Aim of the exercise. Retype the records below exactly as they appear.

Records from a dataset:
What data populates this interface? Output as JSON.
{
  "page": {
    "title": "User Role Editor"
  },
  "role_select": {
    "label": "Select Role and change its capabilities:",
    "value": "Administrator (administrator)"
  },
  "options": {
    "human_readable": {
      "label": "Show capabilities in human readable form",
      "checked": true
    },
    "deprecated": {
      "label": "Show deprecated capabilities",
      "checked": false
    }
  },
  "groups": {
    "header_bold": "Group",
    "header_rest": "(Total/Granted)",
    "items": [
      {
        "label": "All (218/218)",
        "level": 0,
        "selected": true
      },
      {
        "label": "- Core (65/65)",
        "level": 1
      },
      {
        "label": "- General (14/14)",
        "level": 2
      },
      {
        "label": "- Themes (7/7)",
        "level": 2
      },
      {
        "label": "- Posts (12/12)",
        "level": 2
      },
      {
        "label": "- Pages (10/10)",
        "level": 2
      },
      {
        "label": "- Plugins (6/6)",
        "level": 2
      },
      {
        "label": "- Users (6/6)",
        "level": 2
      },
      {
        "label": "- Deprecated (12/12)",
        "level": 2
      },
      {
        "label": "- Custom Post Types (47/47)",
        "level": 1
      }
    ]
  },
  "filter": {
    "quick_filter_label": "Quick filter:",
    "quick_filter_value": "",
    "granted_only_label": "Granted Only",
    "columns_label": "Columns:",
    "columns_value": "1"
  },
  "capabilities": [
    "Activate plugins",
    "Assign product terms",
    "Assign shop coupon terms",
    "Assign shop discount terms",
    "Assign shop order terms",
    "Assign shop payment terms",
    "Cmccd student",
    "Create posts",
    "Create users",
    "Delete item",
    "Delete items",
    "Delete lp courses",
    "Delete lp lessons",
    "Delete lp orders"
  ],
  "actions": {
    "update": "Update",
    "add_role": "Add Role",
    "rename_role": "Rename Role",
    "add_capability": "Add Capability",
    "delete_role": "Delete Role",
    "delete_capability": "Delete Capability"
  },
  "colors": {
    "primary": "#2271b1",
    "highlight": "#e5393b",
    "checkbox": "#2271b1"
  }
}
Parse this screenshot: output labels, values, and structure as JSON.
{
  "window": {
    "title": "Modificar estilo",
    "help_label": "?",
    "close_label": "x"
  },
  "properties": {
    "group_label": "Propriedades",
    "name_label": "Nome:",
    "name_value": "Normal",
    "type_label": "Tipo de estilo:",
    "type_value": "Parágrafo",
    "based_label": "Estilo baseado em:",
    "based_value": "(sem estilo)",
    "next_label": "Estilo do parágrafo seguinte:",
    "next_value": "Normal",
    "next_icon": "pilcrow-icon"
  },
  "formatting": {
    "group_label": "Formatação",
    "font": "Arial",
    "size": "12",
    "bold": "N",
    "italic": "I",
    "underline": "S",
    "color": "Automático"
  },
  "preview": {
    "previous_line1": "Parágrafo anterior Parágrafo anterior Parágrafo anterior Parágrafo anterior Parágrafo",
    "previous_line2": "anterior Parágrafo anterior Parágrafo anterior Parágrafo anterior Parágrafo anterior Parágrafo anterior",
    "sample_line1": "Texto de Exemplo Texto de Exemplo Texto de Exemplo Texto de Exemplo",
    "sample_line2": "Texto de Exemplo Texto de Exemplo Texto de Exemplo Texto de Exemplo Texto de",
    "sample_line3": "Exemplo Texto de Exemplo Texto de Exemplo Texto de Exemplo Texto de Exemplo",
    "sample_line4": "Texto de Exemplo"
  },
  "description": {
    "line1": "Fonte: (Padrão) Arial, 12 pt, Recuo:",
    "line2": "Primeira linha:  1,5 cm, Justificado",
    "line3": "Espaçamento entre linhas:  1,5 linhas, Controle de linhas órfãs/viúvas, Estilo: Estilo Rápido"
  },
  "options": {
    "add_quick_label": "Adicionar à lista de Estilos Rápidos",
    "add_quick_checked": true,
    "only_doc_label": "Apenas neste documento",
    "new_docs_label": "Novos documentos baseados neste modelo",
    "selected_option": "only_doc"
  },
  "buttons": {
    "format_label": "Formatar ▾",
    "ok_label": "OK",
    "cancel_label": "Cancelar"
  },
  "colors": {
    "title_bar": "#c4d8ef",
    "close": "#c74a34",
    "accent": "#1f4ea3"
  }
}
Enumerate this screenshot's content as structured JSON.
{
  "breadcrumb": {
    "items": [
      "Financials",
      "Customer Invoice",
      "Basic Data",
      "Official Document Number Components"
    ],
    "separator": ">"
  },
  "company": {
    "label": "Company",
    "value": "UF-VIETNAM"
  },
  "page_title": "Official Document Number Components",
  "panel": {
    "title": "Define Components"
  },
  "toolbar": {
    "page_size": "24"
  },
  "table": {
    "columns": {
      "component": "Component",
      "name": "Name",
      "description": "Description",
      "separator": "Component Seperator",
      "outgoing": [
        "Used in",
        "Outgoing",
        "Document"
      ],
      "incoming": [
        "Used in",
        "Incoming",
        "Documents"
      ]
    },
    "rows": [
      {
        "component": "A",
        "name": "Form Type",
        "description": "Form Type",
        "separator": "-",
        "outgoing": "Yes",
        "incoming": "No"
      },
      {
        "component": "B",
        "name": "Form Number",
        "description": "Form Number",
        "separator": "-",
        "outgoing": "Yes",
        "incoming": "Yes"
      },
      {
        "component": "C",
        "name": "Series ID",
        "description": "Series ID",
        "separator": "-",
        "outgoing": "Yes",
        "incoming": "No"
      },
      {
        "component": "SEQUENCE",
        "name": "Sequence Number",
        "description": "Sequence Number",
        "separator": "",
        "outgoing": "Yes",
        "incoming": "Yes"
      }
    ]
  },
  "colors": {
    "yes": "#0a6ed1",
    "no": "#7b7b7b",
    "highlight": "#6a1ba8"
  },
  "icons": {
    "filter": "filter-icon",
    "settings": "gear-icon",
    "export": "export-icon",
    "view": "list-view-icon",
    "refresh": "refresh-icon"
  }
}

Solution.
What data populates this interface? Output as JSON.
{
  "page": {
    "title": "User Role Editor"
  },
  "role_select": {
    "label": "Select Role and change its capabilities:",
    "value": "Administrator (administrator)"
  },
  "options": {
    "human_readable": {
      "label": "Show capabilities in human readable form",
      "checked": true
    },
    "deprecated": {
      "label": "Show deprecated capabilities",
      "checked": false
    }
  },
  "groups": {
    "header_bold": "Group",
    "header_rest": "(Total/Granted)",
    "items": [
      {
        "label": "All (218/218)",
        "level": 0,
        "selected": true
      },
      {
        "label": "- Core (65/65)",
        "level": 1
      },
      {
        "label": "- General (14/14)",
        "level": 2
      },
      {
        "label": "- Themes (7/7)",
        "level": 2
      },
      {
        "label": "- Posts (12/12)",
        "level": 2
      },
      {
        "label": "- Pages (10/10)",
        "level": 2
      },
      {
        "label": "- Plugins (6/6)",
        "level": 2
      },
      {
        "label": "- Users (6/6)",
        "level": 2
      },
      {
        "label": "- Deprecated (12/12)",
        "level": 2
      },
      {
        "label": "- Custom Post Types (47/47)",
        "level": 1
      }
    ]
  },
  "filter": {
    "quick_filter_label": "Quick filter:",
    "quick_filter_value": "",
    "granted_only_label": "Granted Only",
    "columns_label": "Columns:",
    "columns_value": "1"
  },
  "capabilities": [
    "Activate plugins",
    "Assign product terms",
    "Assign shop coupon terms",
    "Assign shop discount terms",
    "Assign shop order terms",
    "Assign shop payment terms",
    "Cmccd student",
    "Create posts",
    "Create users",
    "Delete item",
    "Delete items",
    "Delete lp courses",
    "Delete lp lessons",
    "Delete lp orders"
  ],
  "actions": {
    "update": "Update",
    "add_role": "Add Role",
    "rename_role": "Rename Role",
    "add_capability": "Add Capability",
    "delete_role": "Delete Role",
    "delete_capability": "Delete Capability"
  },
  "colors": {
    "primary": "#2271b1",
    "highlight": "#e5393b",
    "checkbox": "#2271b1"
  }
}
Parse this screenshot: output labels, values, and structure as JSON.
{
  "window": {
    "title": "Modificar estilo",
    "help_label": "?",
    "close_label": "x"
  },
  "properties": {
    "group_label": "Propriedades",
    "name_label": "Nome:",
    "name_value": "Normal",
    "type_label": "Tipo de estilo:",
    "type_value": "Parágrafo",
    "based_label": "Estilo baseado em:",
    "based_value": "(sem estilo)",
    "next_label": "Estilo do parágrafo seguinte:",
    "next_value": "Normal",
    "next_icon": "pilcrow-icon"
  },
  "formatting": {
    "group_label": "Formatação",
    "font": "Arial",
    "size": "12",
    "bold": "N",
    "italic": "I",
    "underline": "S",
    "color": "Automático"
  },
  "preview": {
    "previous_line1": "Parágrafo anterior Parágrafo anterior Parágrafo anterior Parágrafo anterior Parágrafo",
    "previous_line2": "anterior Parágrafo anterior Parágrafo anterior Parágrafo anterior Parágrafo anterior Parágrafo anterior",
    "sample_line1": "Texto de Exemplo Texto de Exemplo Texto de Exemplo Texto de Exemplo",
    "sample_line2": "Texto de Exemplo Texto de Exemplo Texto de Exemplo Texto de Exemplo Texto de",
    "sample_line3": "Exemplo Texto de Exemplo Texto de Exemplo Texto de Exemplo Texto de Exemplo",
    "sample_line4": "Texto de Exemplo"
  },
  "description": {
    "line1": "Fonte: (Padrão) Arial, 12 pt, Recuo:",
    "line2": "Primeira linha:  1,5 cm, Justificado",
    "line3": "Espaçamento entre linhas:  1,5 linhas, Controle de linhas órfãs/viúvas, Estilo: Estilo Rápido"
  },
  "options": {
    "add_quick_label": "Adicionar à lista de Estilos Rápidos",
    "add_quick_checked": true,
    "only_doc_label": "Apenas neste documento",
    "new_docs_label": "Novos documentos baseados neste modelo",
    "selected_option": "only_doc"
  },
  "buttons": {
    "format_label": "Formatar ▾",
    "ok_label": "OK",
    "cancel_label": "Cancelar"
  },
  "colors": {
    "title_bar": "#c4d8ef",
    "close": "#c74a34",
    "accent": "#1f4ea3"
  }
}
Enumerate this screenshot's content as structured JSON.
{
  "breadcrumb": {
    "items": [
      "Financials",
      "Customer Invoice",
      "Basic Data",
      "Official Document Number Components"
    ],
    "separator": ">"
  },
  "company": {
    "label": "Company",
    "value": "UF-VIETNAM"
  },
  "page_title": "Official Document Number Components",
  "panel": {
    "title": "Define Components"
  },
  "toolbar": {
    "page_size": "24"
  },
  "table": {
    "columns": {
      "component": "Component",
      "name": "Name",
      "description": "Description",
      "separator": "Component Seperator",
      "outgoing": [
        "Used in",
        "Outgoing",
        "Document"
      ],
      "incoming": [
        "Used in",
        "Incoming",
        "Documents"
      ]
    },
    "rows": [
      {
        "component": "A",
        "name": "Form Type",
        "description": "Form Type",
        "separator": "-",
        "outgoing": "Yes",
        "incoming": "No"
      },
      {
        "component": "B",
        "name": "Form Number",
        "description": "Form Number",
        "separator": "-",
        "outgoing": "Yes",
        "incoming": "Yes"
      },
      {
        "component": "C",
        "name": "Series ID",
        "description": "Series ID",
        "separator": "-",
        "outgoing": "Yes",
        "incoming": "No"
      },
      {
        "component": "SEQUENCE",
        "name": "Sequence Number",
        "description": "Sequence Number",
        "separator": "",
        "outgoing": "Yes",
        "incoming": "Yes"
      }
    ]
  },
  "colors": {
    "yes": "#0a6ed1",
    "no": "#7b7b7b",
    "highlight": "#6a1ba8"
  },
  "icons": {
    "filter": "filter-icon",
    "settings": "gear-icon",
    "export": "export-icon",
    "view": "list-view-icon",
    "refresh": "refresh-icon"
  }
}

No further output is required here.